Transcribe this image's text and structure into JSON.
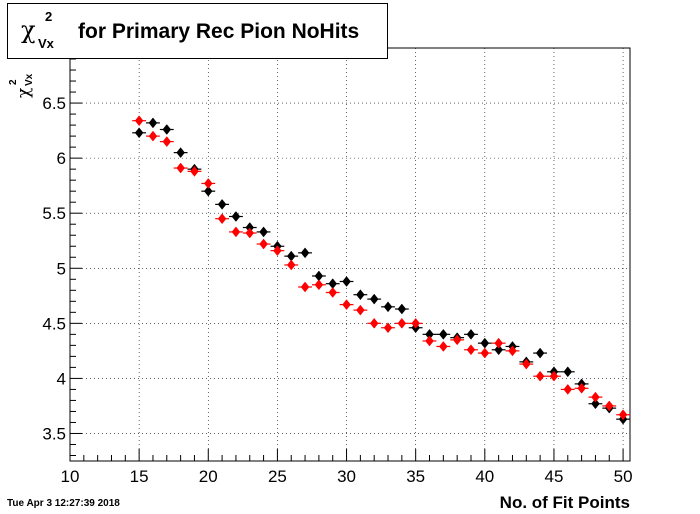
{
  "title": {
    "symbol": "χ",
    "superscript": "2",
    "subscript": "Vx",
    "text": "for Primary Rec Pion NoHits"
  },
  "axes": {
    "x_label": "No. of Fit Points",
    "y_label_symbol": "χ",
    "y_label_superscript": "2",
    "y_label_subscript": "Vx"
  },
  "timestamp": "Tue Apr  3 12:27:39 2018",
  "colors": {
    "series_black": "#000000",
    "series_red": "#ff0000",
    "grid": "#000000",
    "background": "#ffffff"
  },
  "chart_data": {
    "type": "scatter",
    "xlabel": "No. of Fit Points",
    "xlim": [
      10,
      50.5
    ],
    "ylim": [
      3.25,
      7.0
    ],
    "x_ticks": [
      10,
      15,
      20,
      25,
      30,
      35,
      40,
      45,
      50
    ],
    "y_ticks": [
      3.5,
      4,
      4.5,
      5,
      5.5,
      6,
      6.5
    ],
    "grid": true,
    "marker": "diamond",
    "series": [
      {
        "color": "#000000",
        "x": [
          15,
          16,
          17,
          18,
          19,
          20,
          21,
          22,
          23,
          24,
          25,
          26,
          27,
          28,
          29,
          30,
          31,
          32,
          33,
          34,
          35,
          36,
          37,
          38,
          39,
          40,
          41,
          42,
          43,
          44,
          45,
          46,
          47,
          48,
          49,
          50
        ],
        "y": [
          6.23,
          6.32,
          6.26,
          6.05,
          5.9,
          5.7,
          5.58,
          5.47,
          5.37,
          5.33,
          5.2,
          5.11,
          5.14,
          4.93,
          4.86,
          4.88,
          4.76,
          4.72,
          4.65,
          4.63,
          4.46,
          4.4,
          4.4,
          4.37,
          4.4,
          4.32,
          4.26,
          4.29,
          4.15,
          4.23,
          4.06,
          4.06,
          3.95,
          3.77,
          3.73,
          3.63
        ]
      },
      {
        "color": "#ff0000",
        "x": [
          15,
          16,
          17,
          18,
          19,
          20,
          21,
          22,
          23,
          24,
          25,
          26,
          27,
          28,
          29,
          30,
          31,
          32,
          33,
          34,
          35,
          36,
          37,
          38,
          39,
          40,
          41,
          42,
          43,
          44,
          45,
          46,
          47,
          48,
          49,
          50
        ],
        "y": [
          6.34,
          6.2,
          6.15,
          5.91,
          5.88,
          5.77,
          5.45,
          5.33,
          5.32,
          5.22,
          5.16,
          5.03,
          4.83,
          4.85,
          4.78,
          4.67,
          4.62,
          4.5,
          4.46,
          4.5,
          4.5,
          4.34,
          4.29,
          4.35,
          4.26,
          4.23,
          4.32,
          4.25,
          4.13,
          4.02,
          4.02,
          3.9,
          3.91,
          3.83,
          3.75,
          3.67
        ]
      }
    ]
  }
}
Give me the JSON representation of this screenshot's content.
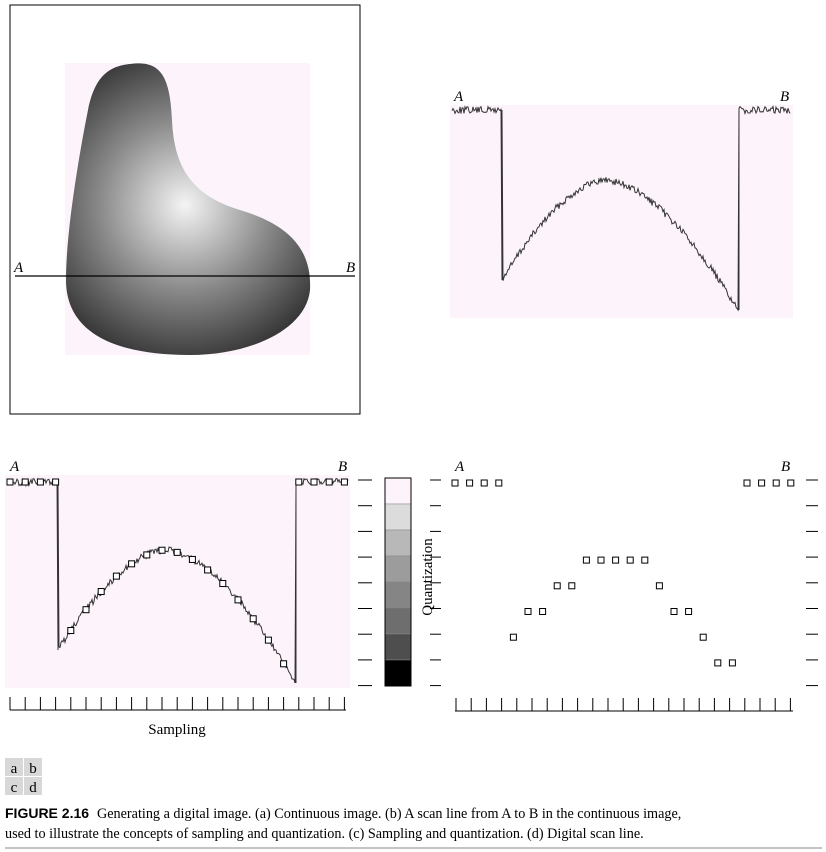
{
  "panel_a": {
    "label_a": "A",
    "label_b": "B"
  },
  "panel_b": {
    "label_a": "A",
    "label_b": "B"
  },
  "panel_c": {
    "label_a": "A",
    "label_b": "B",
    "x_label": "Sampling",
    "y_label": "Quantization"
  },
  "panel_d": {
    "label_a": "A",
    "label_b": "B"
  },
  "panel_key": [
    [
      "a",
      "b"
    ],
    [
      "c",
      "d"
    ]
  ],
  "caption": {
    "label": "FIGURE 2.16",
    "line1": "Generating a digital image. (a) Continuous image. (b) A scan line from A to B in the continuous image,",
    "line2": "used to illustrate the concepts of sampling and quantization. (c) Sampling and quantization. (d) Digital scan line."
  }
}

*-*-*

INSTRUCTIONS FOR THE TASK >>
From the data above, copy each line where the string "JSON" appears.

SOLUTION TO THE EXERCISE >>
Transcribe this image's text and structure into JSON.
Give me the JSON representation of this screenshot's content.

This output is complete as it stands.